DIRECTION
Output the entries below exactly as written, omitting pictures.

Stored data entries
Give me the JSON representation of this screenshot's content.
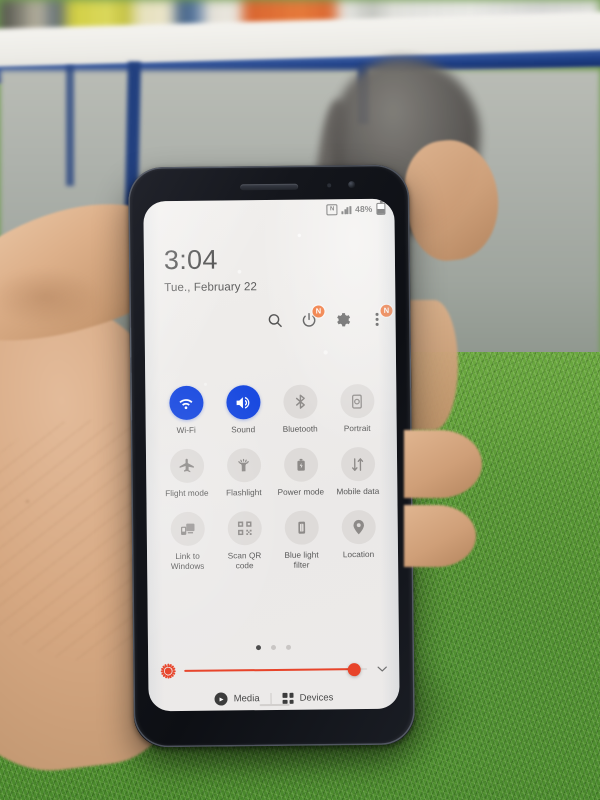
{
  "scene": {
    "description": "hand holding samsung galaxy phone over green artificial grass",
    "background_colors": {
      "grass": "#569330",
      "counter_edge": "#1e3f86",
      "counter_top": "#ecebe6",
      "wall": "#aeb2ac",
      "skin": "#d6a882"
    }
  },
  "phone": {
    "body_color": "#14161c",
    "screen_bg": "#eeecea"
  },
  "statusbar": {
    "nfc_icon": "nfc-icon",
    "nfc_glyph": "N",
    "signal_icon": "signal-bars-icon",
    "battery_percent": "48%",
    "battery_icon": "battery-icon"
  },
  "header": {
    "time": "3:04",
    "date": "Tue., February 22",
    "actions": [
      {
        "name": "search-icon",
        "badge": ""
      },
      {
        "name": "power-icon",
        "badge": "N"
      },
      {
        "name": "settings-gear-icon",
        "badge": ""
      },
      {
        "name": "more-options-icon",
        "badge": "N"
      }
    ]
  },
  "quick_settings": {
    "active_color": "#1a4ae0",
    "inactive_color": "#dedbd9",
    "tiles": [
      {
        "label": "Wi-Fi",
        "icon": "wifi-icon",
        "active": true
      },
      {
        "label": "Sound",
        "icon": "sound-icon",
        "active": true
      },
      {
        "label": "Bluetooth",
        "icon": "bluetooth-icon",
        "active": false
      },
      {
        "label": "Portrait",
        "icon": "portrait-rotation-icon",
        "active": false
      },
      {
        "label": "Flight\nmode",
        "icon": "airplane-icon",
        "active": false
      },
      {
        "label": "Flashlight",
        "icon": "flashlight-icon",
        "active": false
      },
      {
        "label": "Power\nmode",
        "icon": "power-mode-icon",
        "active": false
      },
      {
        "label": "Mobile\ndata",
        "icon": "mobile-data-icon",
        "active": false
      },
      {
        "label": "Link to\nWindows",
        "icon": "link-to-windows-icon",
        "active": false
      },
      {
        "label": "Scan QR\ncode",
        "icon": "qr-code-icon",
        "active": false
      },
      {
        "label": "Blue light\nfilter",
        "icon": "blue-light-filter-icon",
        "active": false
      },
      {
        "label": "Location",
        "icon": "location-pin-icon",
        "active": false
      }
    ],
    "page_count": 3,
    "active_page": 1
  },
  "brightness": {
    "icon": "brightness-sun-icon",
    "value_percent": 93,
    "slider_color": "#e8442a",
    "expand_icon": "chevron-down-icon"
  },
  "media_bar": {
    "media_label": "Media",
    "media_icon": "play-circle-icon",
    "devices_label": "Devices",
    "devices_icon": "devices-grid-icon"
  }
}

EXERCISE OUTPUT
Give me the JSON representation of this screenshot's content.
{
  "scene": {
    "description": "hand holding samsung galaxy phone over green artificial grass",
    "background_colors": {
      "grass": "#569330",
      "counter_edge": "#1e3f86",
      "counter_top": "#ecebe6",
      "wall": "#aeb2ac",
      "skin": "#d6a882"
    }
  },
  "phone": {
    "body_color": "#14161c",
    "screen_bg": "#eeecea"
  },
  "statusbar": {
    "nfc_icon": "nfc-icon",
    "nfc_glyph": "N",
    "signal_icon": "signal-bars-icon",
    "battery_percent": "48%",
    "battery_icon": "battery-icon"
  },
  "header": {
    "time": "3:04",
    "date": "Tue., February 22",
    "actions": [
      {
        "name": "search-icon",
        "badge": ""
      },
      {
        "name": "power-icon",
        "badge": "N"
      },
      {
        "name": "settings-gear-icon",
        "badge": ""
      },
      {
        "name": "more-options-icon",
        "badge": "N"
      }
    ]
  },
  "quick_settings": {
    "active_color": "#1a4ae0",
    "inactive_color": "#dedbd9",
    "tiles": [
      {
        "label": "Wi-Fi",
        "icon": "wifi-icon",
        "active": true
      },
      {
        "label": "Sound",
        "icon": "sound-icon",
        "active": true
      },
      {
        "label": "Bluetooth",
        "icon": "bluetooth-icon",
        "active": false
      },
      {
        "label": "Portrait",
        "icon": "portrait-rotation-icon",
        "active": false
      },
      {
        "label": "Flight\nmode",
        "icon": "airplane-icon",
        "active": false
      },
      {
        "label": "Flashlight",
        "icon": "flashlight-icon",
        "active": false
      },
      {
        "label": "Power\nmode",
        "icon": "power-mode-icon",
        "active": false
      },
      {
        "label": "Mobile\ndata",
        "icon": "mobile-data-icon",
        "active": false
      },
      {
        "label": "Link to\nWindows",
        "icon": "link-to-windows-icon",
        "active": false
      },
      {
        "label": "Scan QR\ncode",
        "icon": "qr-code-icon",
        "active": false
      },
      {
        "label": "Blue light\nfilter",
        "icon": "blue-light-filter-icon",
        "active": false
      },
      {
        "label": "Location",
        "icon": "location-pin-icon",
        "active": false
      }
    ],
    "page_count": 3,
    "active_page": 1
  },
  "brightness": {
    "icon": "brightness-sun-icon",
    "value_percent": 93,
    "slider_color": "#e8442a",
    "expand_icon": "chevron-down-icon"
  },
  "media_bar": {
    "media_label": "Media",
    "media_icon": "play-circle-icon",
    "devices_label": "Devices",
    "devices_icon": "devices-grid-icon"
  }
}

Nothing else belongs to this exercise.